## The task
Rewrite the listing below, switching each "elements" to "objects" and leaving everything else unchanged.

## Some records
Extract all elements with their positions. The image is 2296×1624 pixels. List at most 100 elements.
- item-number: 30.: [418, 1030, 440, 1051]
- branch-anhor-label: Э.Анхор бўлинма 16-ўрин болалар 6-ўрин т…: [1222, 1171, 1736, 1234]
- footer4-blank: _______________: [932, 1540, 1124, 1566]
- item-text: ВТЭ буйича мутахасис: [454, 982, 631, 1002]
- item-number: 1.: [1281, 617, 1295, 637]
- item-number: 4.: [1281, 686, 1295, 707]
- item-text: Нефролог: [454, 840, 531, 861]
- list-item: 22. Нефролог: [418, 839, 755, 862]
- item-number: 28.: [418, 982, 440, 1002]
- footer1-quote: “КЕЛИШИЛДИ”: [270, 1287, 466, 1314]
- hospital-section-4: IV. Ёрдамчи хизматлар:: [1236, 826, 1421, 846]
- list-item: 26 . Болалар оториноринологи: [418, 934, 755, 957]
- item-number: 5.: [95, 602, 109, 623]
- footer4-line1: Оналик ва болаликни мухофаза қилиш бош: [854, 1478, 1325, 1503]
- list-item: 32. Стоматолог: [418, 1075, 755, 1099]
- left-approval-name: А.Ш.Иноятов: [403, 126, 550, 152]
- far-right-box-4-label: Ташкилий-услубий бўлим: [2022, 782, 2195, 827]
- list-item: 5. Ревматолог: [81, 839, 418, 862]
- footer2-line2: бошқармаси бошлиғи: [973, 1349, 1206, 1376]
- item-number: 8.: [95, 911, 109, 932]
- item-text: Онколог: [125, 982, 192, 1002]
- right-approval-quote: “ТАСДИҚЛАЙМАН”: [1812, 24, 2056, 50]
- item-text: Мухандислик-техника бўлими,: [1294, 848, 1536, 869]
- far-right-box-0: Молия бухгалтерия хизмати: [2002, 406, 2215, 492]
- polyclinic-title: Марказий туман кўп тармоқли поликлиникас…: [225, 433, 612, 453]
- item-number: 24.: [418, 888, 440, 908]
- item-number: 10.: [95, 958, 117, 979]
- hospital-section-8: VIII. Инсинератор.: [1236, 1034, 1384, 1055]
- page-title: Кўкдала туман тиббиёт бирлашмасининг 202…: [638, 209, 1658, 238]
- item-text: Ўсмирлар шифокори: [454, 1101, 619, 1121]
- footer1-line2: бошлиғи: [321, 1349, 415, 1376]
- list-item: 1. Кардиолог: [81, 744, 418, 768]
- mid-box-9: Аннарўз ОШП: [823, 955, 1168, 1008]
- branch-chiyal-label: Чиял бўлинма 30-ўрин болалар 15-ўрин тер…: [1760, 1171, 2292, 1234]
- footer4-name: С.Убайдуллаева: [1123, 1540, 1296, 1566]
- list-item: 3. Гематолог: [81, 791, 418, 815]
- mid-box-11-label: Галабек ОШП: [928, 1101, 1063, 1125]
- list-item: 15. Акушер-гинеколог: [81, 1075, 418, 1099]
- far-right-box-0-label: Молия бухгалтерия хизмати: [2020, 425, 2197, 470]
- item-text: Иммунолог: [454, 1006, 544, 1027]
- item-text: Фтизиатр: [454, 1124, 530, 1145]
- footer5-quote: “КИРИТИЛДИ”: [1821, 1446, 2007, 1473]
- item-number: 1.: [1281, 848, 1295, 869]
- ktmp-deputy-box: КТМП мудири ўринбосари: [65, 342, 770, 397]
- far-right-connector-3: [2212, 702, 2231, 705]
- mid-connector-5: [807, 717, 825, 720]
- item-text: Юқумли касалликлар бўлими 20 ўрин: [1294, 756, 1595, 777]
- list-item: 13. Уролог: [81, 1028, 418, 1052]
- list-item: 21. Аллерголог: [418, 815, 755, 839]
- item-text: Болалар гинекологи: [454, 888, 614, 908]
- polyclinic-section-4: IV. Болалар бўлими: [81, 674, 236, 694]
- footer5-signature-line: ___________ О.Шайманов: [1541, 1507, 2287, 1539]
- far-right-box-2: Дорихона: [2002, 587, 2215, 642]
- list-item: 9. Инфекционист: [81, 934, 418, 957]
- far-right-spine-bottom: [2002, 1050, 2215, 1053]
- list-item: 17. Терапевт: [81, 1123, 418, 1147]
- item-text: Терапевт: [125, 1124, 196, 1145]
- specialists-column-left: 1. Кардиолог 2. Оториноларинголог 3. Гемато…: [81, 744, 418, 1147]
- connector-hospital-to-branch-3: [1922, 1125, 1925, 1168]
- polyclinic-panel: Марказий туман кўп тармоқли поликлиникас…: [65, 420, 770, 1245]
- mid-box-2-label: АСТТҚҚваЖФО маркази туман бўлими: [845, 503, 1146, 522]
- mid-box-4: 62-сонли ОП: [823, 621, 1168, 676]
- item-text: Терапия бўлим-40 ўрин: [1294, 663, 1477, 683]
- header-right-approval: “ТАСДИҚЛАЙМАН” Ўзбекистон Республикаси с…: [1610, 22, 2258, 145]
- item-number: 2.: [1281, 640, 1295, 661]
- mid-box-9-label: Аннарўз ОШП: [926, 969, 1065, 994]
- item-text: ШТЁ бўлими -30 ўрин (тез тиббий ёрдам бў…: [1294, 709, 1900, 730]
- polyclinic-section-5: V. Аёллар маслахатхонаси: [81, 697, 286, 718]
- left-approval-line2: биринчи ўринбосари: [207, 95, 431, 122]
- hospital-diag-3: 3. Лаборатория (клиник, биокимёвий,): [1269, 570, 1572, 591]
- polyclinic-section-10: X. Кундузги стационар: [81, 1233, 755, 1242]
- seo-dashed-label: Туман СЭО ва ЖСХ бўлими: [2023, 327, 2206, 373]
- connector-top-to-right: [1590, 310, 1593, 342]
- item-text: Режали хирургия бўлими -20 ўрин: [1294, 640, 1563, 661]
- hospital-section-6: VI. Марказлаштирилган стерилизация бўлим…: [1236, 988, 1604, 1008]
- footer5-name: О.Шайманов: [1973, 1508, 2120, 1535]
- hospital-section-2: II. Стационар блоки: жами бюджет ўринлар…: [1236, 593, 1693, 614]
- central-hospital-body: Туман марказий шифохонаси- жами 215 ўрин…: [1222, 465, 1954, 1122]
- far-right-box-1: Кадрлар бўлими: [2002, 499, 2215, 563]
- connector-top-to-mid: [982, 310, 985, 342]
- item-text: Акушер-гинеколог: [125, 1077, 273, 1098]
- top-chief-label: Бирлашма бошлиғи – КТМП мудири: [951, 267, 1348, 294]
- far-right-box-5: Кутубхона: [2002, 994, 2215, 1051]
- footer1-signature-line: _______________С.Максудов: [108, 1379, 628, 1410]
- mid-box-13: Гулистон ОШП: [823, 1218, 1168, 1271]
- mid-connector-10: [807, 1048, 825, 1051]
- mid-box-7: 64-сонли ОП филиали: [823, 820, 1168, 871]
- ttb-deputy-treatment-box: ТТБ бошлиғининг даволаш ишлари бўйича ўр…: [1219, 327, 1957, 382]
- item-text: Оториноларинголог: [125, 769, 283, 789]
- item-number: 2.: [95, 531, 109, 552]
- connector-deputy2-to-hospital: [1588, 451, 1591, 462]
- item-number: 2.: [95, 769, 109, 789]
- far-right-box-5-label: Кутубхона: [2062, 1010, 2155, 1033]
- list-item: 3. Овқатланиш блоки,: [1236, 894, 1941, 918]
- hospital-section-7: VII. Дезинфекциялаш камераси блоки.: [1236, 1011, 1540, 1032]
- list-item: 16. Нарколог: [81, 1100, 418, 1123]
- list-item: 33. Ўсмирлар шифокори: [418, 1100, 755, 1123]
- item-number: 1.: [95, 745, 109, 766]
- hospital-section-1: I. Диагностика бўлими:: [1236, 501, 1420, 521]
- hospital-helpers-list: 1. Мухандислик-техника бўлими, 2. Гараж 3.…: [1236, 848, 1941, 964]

## Complete response
Extract all objects with their positions. The image is 2296×1624 pixels. List at most 100 objects.
- item-number: 30.: [418, 1030, 440, 1051]
- branch-anhor-label: Э.Анхор бўлинма 16-ўрин болалар 6-ўрин т…: [1222, 1171, 1736, 1234]
- footer4-blank: _______________: [932, 1540, 1124, 1566]
- item-text: ВТЭ буйича мутахасис: [454, 982, 631, 1002]
- item-number: 1.: [1281, 617, 1295, 637]
- item-number: 4.: [1281, 686, 1295, 707]
- item-text: Нефролог: [454, 840, 531, 861]
- list-item: 22. Нефролог: [418, 839, 755, 862]
- item-number: 28.: [418, 982, 440, 1002]
- footer1-quote: “КЕЛИШИЛДИ”: [270, 1287, 466, 1314]
- hospital-section-4: IV. Ёрдамчи хизматлар:: [1236, 826, 1421, 846]
- list-item: 26 . Болалар оториноринологи: [418, 934, 755, 957]
- item-number: 5.: [95, 602, 109, 623]
- footer4-line1: Оналик ва болаликни мухофаза қилиш бош: [854, 1478, 1325, 1503]
- list-item: 32. Стоматолог: [418, 1075, 755, 1099]
- left-approval-name: А.Ш.Иноятов: [403, 126, 550, 152]
- far-right-box-4-label: Ташкилий-услубий бўлим: [2022, 782, 2195, 827]
- list-item: 5. Ревматолог: [81, 839, 418, 862]
- footer2-line2: бошқармаси бошлиғи: [973, 1349, 1206, 1376]
- item-number: 8.: [95, 911, 109, 932]
- item-text: Онколог: [125, 982, 192, 1002]
- right-approval-quote: “ТАСДИҚЛАЙМАН”: [1812, 24, 2056, 50]
- item-text: Мухандислик-техника бўлими,: [1294, 848, 1536, 869]
- far-right-box-0: Молия бухгалтерия хизмати: [2002, 406, 2215, 492]
- polyclinic-title: Марказий туман кўп тармоқли поликлиникас…: [225, 433, 612, 453]
- item-number: 24.: [418, 888, 440, 908]
- item-number: 10.: [95, 958, 117, 979]
- hospital-section-8: VIII. Инсинератор.: [1236, 1034, 1384, 1055]
- page-title: Кўкдала туман тиббиёт бирлашмасининг 202…: [638, 209, 1658, 238]
- item-text: Ўсмирлар шифокори: [454, 1101, 619, 1121]
- footer1-line2: бошлиғи: [321, 1349, 415, 1376]
- list-item: 1. Кардиолог: [81, 744, 418, 768]
- mid-box-9: Аннарўз ОШП: [823, 955, 1168, 1008]
- branch-chiyal-label: Чиял бўлинма 30-ўрин болалар 15-ўрин тер…: [1760, 1171, 2292, 1234]
- footer4-name: С.Убайдуллаева: [1123, 1540, 1296, 1566]
- list-item: 3. Гематолог: [81, 791, 418, 815]
- mid-box-11-label: Галабек ОШП: [928, 1101, 1063, 1125]
- list-item: 15. Акушер-гинеколог: [81, 1075, 418, 1099]
- far-right-box-0-label: Молия бухгалтерия хизмати: [2020, 425, 2197, 470]
- item-text: Иммунолог: [454, 1006, 544, 1027]
- item-text: Фтизиатр: [454, 1124, 530, 1145]
- footer5-quote: “КИРИТИЛДИ”: [1821, 1446, 2007, 1473]
- item-number: 1.: [1281, 848, 1295, 869]
- ktmp-deputy-box: КТМП мудири ўринбосари: [65, 342, 770, 397]
- far-right-connector-3: [2212, 702, 2231, 705]
- mid-connector-5: [807, 717, 825, 720]
- item-text: Юқумли касалликлар бўлими 20 ўрин: [1294, 756, 1595, 777]
- list-item: 13. Уролог: [81, 1028, 418, 1052]
- list-item: 21. Аллерголог: [418, 815, 755, 839]
- item-text: Болалар гинекологи: [454, 888, 614, 908]
- polyclinic-section-4: IV. Болалар бўлими: [81, 674, 236, 694]
- footer5-signature-line: ___________ О.Шайманов: [1541, 1507, 2287, 1539]
- far-right-box-2: Дорихона: [2002, 587, 2215, 642]
- list-item: 9. Инфекционист: [81, 934, 418, 957]
- far-right-spine-bottom: [2002, 1050, 2215, 1053]
- list-item: 17. Терапевт: [81, 1123, 418, 1147]
- item-text: Терапевт: [125, 1124, 196, 1145]
- specialists-column-left: 1. Кардиолог 2. Оториноларинголог 3. Гемато…: [81, 744, 418, 1147]
- connector-hospital-to-branch-3: [1922, 1125, 1925, 1168]
- polyclinic-panel: Марказий туман кўп тармоқли поликлиникас…: [65, 420, 770, 1245]
- mid-box-2-label: АСТТҚҚваЖФО маркази туман бўлими: [845, 503, 1146, 522]
- mid-box-4: 62-сонли ОП: [823, 621, 1168, 676]
- item-text: Терапия бўлим-40 ўрин: [1294, 663, 1477, 683]
- header-right-approval: “ТАСДИҚЛАЙМАН” Ўзбекистон Республикаси с…: [1610, 22, 2258, 145]
- item-number: 2.: [1281, 640, 1295, 661]
- mid-box-9-label: Аннарўз ОШП: [926, 969, 1065, 994]
- item-text: ШТЁ бўлими -30 ўрин (тез тиббий ёрдам бў…: [1294, 709, 1900, 730]
- polyclinic-section-5: V. Аёллар маслахатхонаси: [81, 697, 286, 718]
- left-approval-line2: биринчи ўринбосари: [207, 95, 431, 122]
- hospital-diag-3: 3. Лаборатория (клиник, биокимёвий,): [1269, 570, 1572, 591]
- polyclinic-section-10: X. Кундузги стационар: [81, 1233, 755, 1242]
- seo-dashed-label: Туман СЭО ва ЖСХ бўлими: [2023, 327, 2206, 373]
- connector-top-to-right: [1590, 310, 1593, 342]
- item-text: Режали хирургия бўлими -20 ўрин: [1294, 640, 1563, 661]
- hospital-section-6: VI. Марказлаштирилган стерилизация бўлим…: [1236, 988, 1604, 1008]
- footer5-name: О.Шайманов: [1973, 1508, 2120, 1535]
- hospital-section-2: II. Стационар блоки: жами бюджет ўринлар…: [1236, 593, 1693, 614]
- central-hospital-body: Туман марказий шифохонаси- жами 215 ўрин…: [1222, 465, 1954, 1122]
- far-right-box-1: Кадрлар бўлими: [2002, 499, 2215, 563]
- connector-top-to-mid: [982, 310, 985, 342]
- item-text: Акушер-гинеколог: [125, 1077, 273, 1098]
- top-chief-label: Бирлашма бошлиғи – КТМП мудири: [951, 267, 1348, 294]
- far-right-box-5: Кутубхона: [2002, 994, 2215, 1051]
- footer1-signature-line: _______________С.Максудов: [108, 1379, 628, 1410]
- mid-box-13: Гулистон ОШП: [823, 1218, 1168, 1271]
- mid-connector-10: [807, 1048, 825, 1051]
- mid-box-7: 64-сонли ОП филиали: [823, 820, 1168, 871]
- ttb-deputy-treatment-box: ТТБ бошлиғининг даволаш ишлари бўйича ўр…: [1219, 327, 1957, 382]
- item-text: Оториноларинголог: [125, 769, 283, 789]
- item-number: 2.: [95, 531, 109, 552]
- connector-deputy2-to-hospital: [1588, 451, 1591, 462]
- item-number: 2.: [95, 769, 109, 789]
- far-right-box-5-label: Кутубхона: [2062, 1010, 2155, 1033]
- list-item: 3. Овқатланиш блоки,: [1236, 894, 1941, 918]
- hospital-section-7: VII. Дезинфекциялаш камераси блоки.: [1236, 1011, 1540, 1032]
- list-item: 16. Нарколог: [81, 1100, 418, 1123]
- list-item: 33. Ўсмирлар шифокори: [418, 1100, 755, 1123]
- item-number: 1.: [95, 745, 109, 766]
- hospital-section-1: I. Диагностика бўлими:: [1236, 501, 1420, 521]
- hospital-helpers-list: 1. Мухандислик-техника бўлими, 2. Гараж 3.…: [1236, 848, 1941, 964]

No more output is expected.